-- Start Excerpted records --
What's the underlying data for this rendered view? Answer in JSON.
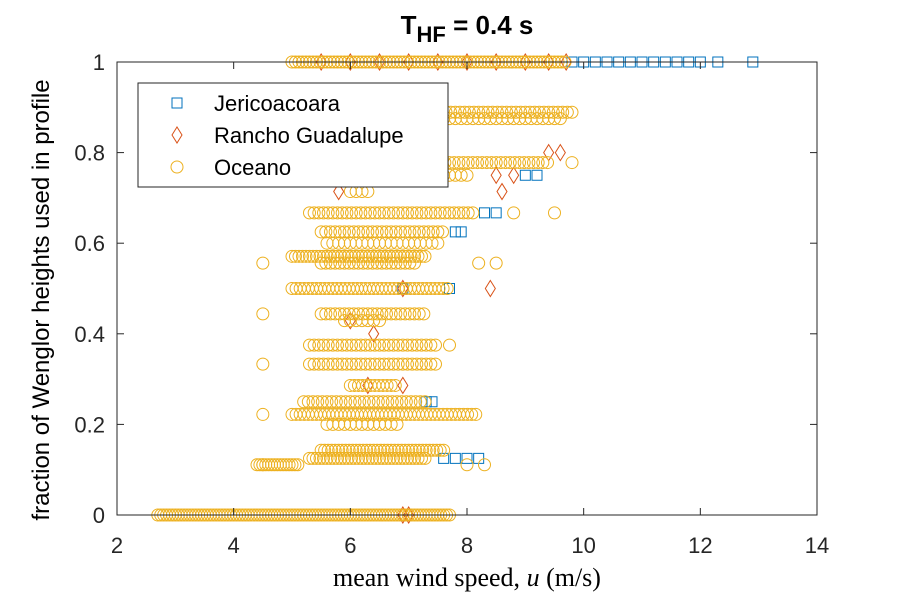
{
  "chart_data": {
    "type": "scatter",
    "title": "T",
    "title_sub": "HF",
    "title_rest": " = 0.4 s",
    "xlabel_pre": "mean wind speed, ",
    "xlabel_var": "u",
    "xlabel_post": " (m/s)",
    "ylabel": "fraction of Wenglor heights used in profile",
    "xlim": [
      2,
      14
    ],
    "ylim": [
      0,
      1
    ],
    "x_ticks": [
      2,
      4,
      6,
      8,
      10,
      12,
      14
    ],
    "x_tick_labels": [
      "2",
      "4",
      "6",
      "8",
      "10",
      "12",
      "14"
    ],
    "y_ticks": [
      0,
      0.2,
      0.4,
      0.6,
      0.8,
      1
    ],
    "y_tick_labels": [
      "0",
      "0.2",
      "0.4",
      "0.6",
      "0.8",
      "1"
    ],
    "grid": false,
    "legend_position": "top-left",
    "series": [
      {
        "name": "Jericoacoara",
        "marker": "square",
        "color": "#0072BD",
        "points": [
          [
            9.8,
            1
          ],
          [
            10.0,
            1
          ],
          [
            10.2,
            1
          ],
          [
            10.4,
            1
          ],
          [
            10.6,
            1
          ],
          [
            10.8,
            1
          ],
          [
            11.0,
            1
          ],
          [
            11.2,
            1
          ],
          [
            11.4,
            1
          ],
          [
            11.6,
            1
          ],
          [
            11.8,
            1
          ],
          [
            12.0,
            1
          ],
          [
            12.3,
            1
          ],
          [
            12.9,
            1
          ],
          [
            9.0,
            0.75
          ],
          [
            9.2,
            0.75
          ],
          [
            8.3,
            0.667
          ],
          [
            8.5,
            0.667
          ],
          [
            7.8,
            0.625
          ],
          [
            7.9,
            0.625
          ],
          [
            7.7,
            0.5
          ],
          [
            6.9,
            0.5
          ],
          [
            7.3,
            0.25
          ],
          [
            7.4,
            0.25
          ],
          [
            7.8,
            0.125
          ],
          [
            8.0,
            0.125
          ],
          [
            8.2,
            0.125
          ],
          [
            7.6,
            0.125
          ]
        ]
      },
      {
        "name": "Rancho Guadalupe",
        "marker": "diamond",
        "color": "#D95319",
        "points": [
          [
            5.5,
            1
          ],
          [
            6.0,
            1
          ],
          [
            6.5,
            1
          ],
          [
            7.0,
            1
          ],
          [
            7.5,
            1
          ],
          [
            8.0,
            1
          ],
          [
            8.5,
            1
          ],
          [
            9.0,
            1
          ],
          [
            9.4,
            1
          ],
          [
            9.7,
            1
          ],
          [
            9.4,
            0.8
          ],
          [
            9.6,
            0.8
          ],
          [
            8.5,
            0.75
          ],
          [
            8.8,
            0.75
          ],
          [
            8.6,
            0.714
          ],
          [
            5.8,
            0.714
          ],
          [
            8.4,
            0.5
          ],
          [
            6.9,
            0.5
          ],
          [
            6.0,
            0.429
          ],
          [
            6.4,
            0.4
          ],
          [
            6.3,
            0.286
          ],
          [
            6.9,
            0.286
          ],
          [
            6.9,
            0
          ],
          [
            7.0,
            0
          ]
        ]
      },
      {
        "name": "Oceano",
        "marker": "circle",
        "color": "#EDB120",
        "points": [
          [
            4.5,
            0.556
          ],
          [
            4.5,
            0.444
          ],
          [
            4.5,
            0.333
          ],
          [
            4.5,
            0.222
          ],
          [
            4.5,
            0.111
          ],
          [
            9.5,
            0.667
          ],
          [
            9.8,
            0.778
          ],
          [
            8.2,
            0.556
          ],
          [
            8.5,
            0.556
          ],
          [
            7.7,
            0.375
          ],
          [
            8.8,
            0.667
          ],
          [
            8.0,
            0.111
          ],
          [
            8.3,
            0.111
          ]
        ],
        "bands": [
          {
            "y": 1,
            "x0": 5.0,
            "x1": 9.7,
            "step": 0.06
          },
          {
            "y": 0.889,
            "x0": 7.0,
            "x1": 9.8,
            "step": 0.08
          },
          {
            "y": 0.875,
            "x0": 7.5,
            "x1": 9.6,
            "step": 0.1
          },
          {
            "y": 0.778,
            "x0": 6.9,
            "x1": 9.4,
            "step": 0.08
          },
          {
            "y": 0.75,
            "x0": 7.3,
            "x1": 8.0,
            "step": 0.1
          },
          {
            "y": 0.714,
            "x0": 6.0,
            "x1": 6.3,
            "step": 0.1
          },
          {
            "y": 0.667,
            "x0": 5.3,
            "x1": 8.1,
            "step": 0.08
          },
          {
            "y": 0.625,
            "x0": 5.5,
            "x1": 7.6,
            "step": 0.08
          },
          {
            "y": 0.6,
            "x0": 5.6,
            "x1": 7.5,
            "step": 0.1
          },
          {
            "y": 0.571,
            "x0": 5.0,
            "x1": 7.3,
            "step": 0.06
          },
          {
            "y": 0.556,
            "x0": 5.5,
            "x1": 7.1,
            "step": 0.08
          },
          {
            "y": 0.5,
            "x0": 5.0,
            "x1": 7.7,
            "step": 0.07
          },
          {
            "y": 0.444,
            "x0": 5.5,
            "x1": 7.3,
            "step": 0.08
          },
          {
            "y": 0.429,
            "x0": 5.9,
            "x1": 6.5,
            "step": 0.1
          },
          {
            "y": 0.375,
            "x0": 5.3,
            "x1": 7.5,
            "step": 0.08
          },
          {
            "y": 0.333,
            "x0": 5.3,
            "x1": 7.5,
            "step": 0.08
          },
          {
            "y": 0.286,
            "x0": 6.0,
            "x1": 6.8,
            "step": 0.07
          },
          {
            "y": 0.25,
            "x0": 5.2,
            "x1": 7.3,
            "step": 0.08
          },
          {
            "y": 0.222,
            "x0": 5.0,
            "x1": 8.2,
            "step": 0.07
          },
          {
            "y": 0.2,
            "x0": 5.6,
            "x1": 6.8,
            "step": 0.1
          },
          {
            "y": 0.143,
            "x0": 5.5,
            "x1": 7.6,
            "step": 0.06
          },
          {
            "y": 0.125,
            "x0": 5.3,
            "x1": 7.3,
            "step": 0.06
          },
          {
            "y": 0.111,
            "x0": 4.4,
            "x1": 5.1,
            "step": 0.05
          },
          {
            "y": 0,
            "x0": 2.7,
            "x1": 7.7,
            "step": 0.05
          }
        ]
      }
    ]
  }
}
-- End Excerpted records --
Pick out every line of the listing containing the word "marker", and show those lines.

▶ Full answer:
        "marker": "square",
        "marker": "diamond",
        "marker": "circle",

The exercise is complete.